** Start DATA SHOWN **

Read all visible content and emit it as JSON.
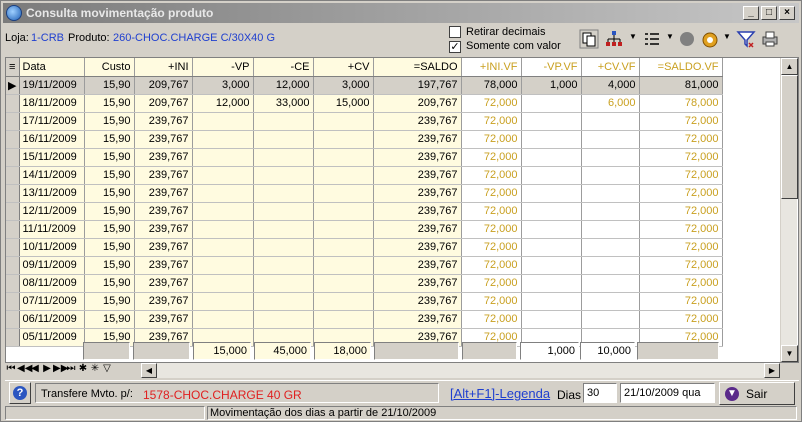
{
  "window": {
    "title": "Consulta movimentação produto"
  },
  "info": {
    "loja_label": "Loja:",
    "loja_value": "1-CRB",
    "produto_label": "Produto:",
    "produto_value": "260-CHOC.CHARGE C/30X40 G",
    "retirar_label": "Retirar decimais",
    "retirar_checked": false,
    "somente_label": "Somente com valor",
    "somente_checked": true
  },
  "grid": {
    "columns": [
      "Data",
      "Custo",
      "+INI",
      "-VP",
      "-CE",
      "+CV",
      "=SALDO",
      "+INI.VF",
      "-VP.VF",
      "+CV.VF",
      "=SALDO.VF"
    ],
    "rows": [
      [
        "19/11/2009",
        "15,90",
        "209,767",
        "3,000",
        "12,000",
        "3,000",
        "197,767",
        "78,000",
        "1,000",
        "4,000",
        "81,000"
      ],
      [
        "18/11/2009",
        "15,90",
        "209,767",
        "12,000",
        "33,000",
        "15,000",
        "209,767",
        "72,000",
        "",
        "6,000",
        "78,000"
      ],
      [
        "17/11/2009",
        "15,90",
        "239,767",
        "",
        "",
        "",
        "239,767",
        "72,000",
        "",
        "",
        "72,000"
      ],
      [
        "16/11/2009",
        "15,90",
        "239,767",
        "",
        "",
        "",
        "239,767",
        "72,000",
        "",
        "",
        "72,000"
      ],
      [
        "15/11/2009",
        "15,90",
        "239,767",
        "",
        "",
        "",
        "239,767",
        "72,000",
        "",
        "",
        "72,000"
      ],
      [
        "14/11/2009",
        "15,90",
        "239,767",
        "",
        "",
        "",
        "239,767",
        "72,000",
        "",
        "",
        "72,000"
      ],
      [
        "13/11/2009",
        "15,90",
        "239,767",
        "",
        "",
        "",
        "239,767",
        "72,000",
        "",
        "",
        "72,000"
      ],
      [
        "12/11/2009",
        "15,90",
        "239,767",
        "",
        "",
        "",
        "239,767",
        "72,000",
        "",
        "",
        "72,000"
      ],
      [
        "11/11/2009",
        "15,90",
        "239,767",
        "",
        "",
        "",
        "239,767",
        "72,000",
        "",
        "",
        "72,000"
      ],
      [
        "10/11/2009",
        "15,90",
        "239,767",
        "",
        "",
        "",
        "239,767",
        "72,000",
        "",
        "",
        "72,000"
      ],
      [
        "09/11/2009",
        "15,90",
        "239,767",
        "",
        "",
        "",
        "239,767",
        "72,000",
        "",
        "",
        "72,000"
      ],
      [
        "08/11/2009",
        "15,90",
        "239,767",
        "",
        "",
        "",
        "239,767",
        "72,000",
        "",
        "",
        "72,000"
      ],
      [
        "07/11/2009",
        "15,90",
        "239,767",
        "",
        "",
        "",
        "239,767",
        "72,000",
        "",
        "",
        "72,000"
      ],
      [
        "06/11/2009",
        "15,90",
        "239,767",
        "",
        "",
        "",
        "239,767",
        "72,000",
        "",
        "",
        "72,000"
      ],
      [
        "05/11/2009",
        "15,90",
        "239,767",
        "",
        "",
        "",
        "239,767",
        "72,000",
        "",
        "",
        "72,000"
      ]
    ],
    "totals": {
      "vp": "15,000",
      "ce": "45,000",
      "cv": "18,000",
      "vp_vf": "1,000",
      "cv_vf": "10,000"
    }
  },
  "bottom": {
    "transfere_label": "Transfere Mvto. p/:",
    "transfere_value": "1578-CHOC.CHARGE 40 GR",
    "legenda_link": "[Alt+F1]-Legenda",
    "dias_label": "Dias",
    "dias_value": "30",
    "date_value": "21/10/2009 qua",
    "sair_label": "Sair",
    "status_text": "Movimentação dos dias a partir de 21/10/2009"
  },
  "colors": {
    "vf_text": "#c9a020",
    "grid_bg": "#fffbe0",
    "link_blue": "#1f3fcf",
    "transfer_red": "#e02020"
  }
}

** End DATA SHOWN **

> SET PROBLEM: Repeat every record above exactly, but leave out any pictures.

> FINISHED TASK:
Read all visible content and emit it as JSON.
{
  "window": {
    "title": "Consulta movimentação produto"
  },
  "info": {
    "loja_label": "Loja:",
    "loja_value": "1-CRB",
    "produto_label": "Produto:",
    "produto_value": "260-CHOC.CHARGE C/30X40 G",
    "retirar_label": "Retirar decimais",
    "retirar_checked": false,
    "somente_label": "Somente com valor",
    "somente_checked": true
  },
  "grid": {
    "columns": [
      "Data",
      "Custo",
      "+INI",
      "-VP",
      "-CE",
      "+CV",
      "=SALDO",
      "+INI.VF",
      "-VP.VF",
      "+CV.VF",
      "=SALDO.VF"
    ],
    "rows": [
      [
        "19/11/2009",
        "15,90",
        "209,767",
        "3,000",
        "12,000",
        "3,000",
        "197,767",
        "78,000",
        "1,000",
        "4,000",
        "81,000"
      ],
      [
        "18/11/2009",
        "15,90",
        "209,767",
        "12,000",
        "33,000",
        "15,000",
        "209,767",
        "72,000",
        "",
        "6,000",
        "78,000"
      ],
      [
        "17/11/2009",
        "15,90",
        "239,767",
        "",
        "",
        "",
        "239,767",
        "72,000",
        "",
        "",
        "72,000"
      ],
      [
        "16/11/2009",
        "15,90",
        "239,767",
        "",
        "",
        "",
        "239,767",
        "72,000",
        "",
        "",
        "72,000"
      ],
      [
        "15/11/2009",
        "15,90",
        "239,767",
        "",
        "",
        "",
        "239,767",
        "72,000",
        "",
        "",
        "72,000"
      ],
      [
        "14/11/2009",
        "15,90",
        "239,767",
        "",
        "",
        "",
        "239,767",
        "72,000",
        "",
        "",
        "72,000"
      ],
      [
        "13/11/2009",
        "15,90",
        "239,767",
        "",
        "",
        "",
        "239,767",
        "72,000",
        "",
        "",
        "72,000"
      ],
      [
        "12/11/2009",
        "15,90",
        "239,767",
        "",
        "",
        "",
        "239,767",
        "72,000",
        "",
        "",
        "72,000"
      ],
      [
        "11/11/2009",
        "15,90",
        "239,767",
        "",
        "",
        "",
        "239,767",
        "72,000",
        "",
        "",
        "72,000"
      ],
      [
        "10/11/2009",
        "15,90",
        "239,767",
        "",
        "",
        "",
        "239,767",
        "72,000",
        "",
        "",
        "72,000"
      ],
      [
        "09/11/2009",
        "15,90",
        "239,767",
        "",
        "",
        "",
        "239,767",
        "72,000",
        "",
        "",
        "72,000"
      ],
      [
        "08/11/2009",
        "15,90",
        "239,767",
        "",
        "",
        "",
        "239,767",
        "72,000",
        "",
        "",
        "72,000"
      ],
      [
        "07/11/2009",
        "15,90",
        "239,767",
        "",
        "",
        "",
        "239,767",
        "72,000",
        "",
        "",
        "72,000"
      ],
      [
        "06/11/2009",
        "15,90",
        "239,767",
        "",
        "",
        "",
        "239,767",
        "72,000",
        "",
        "",
        "72,000"
      ],
      [
        "05/11/2009",
        "15,90",
        "239,767",
        "",
        "",
        "",
        "239,767",
        "72,000",
        "",
        "",
        "72,000"
      ]
    ],
    "totals": {
      "vp": "15,000",
      "ce": "45,000",
      "cv": "18,000",
      "vp_vf": "1,000",
      "cv_vf": "10,000"
    }
  },
  "bottom": {
    "transfere_label": "Transfere Mvto. p/:",
    "transfere_value": "1578-CHOC.CHARGE 40 GR",
    "legenda_link": "[Alt+F1]-Legenda",
    "dias_label": "Dias",
    "dias_value": "30",
    "date_value": "21/10/2009 qua",
    "sair_label": "Sair",
    "status_text": "Movimentação dos dias a partir de 21/10/2009"
  },
  "colors": {
    "vf_text": "#c9a020",
    "grid_bg": "#fffbe0",
    "link_blue": "#1f3fcf",
    "transfer_red": "#e02020"
  }
}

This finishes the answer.